# [What the task asks]
Using the records below, count the lines with "Berlin" in them. Give the number only.

# [Material for this task]
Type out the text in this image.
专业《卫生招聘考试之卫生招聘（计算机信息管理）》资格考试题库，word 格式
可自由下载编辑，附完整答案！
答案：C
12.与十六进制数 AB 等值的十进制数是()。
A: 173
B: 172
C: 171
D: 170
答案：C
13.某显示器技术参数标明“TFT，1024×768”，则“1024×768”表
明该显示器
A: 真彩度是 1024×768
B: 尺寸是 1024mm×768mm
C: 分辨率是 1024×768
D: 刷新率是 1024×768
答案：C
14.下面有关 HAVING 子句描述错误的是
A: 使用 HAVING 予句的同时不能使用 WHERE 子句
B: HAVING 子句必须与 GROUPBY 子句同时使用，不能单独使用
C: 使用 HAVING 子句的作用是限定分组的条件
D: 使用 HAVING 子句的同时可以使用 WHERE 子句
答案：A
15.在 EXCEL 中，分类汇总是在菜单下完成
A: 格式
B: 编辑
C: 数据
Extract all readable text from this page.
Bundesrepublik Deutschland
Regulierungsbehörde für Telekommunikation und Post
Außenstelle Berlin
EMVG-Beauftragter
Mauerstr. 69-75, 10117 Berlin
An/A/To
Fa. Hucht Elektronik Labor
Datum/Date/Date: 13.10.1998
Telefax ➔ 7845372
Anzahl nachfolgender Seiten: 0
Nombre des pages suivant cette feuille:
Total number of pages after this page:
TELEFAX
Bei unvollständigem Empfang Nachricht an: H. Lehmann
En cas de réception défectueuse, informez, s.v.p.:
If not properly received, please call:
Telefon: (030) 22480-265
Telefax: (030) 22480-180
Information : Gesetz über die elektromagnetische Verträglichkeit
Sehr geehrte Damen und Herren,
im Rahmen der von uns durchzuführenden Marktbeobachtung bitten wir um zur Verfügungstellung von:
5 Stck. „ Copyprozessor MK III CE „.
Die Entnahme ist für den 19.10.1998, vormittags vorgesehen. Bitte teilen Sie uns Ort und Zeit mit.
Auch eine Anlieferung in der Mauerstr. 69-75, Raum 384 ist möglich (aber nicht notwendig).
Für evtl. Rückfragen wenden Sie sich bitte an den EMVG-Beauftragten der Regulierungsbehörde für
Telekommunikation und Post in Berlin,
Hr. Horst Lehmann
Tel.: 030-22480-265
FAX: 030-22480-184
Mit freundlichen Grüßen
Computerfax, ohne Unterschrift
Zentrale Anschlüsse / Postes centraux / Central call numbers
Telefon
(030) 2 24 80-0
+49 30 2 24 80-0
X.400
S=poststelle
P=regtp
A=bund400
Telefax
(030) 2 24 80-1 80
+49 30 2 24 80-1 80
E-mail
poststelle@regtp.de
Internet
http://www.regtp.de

# [Task result]
3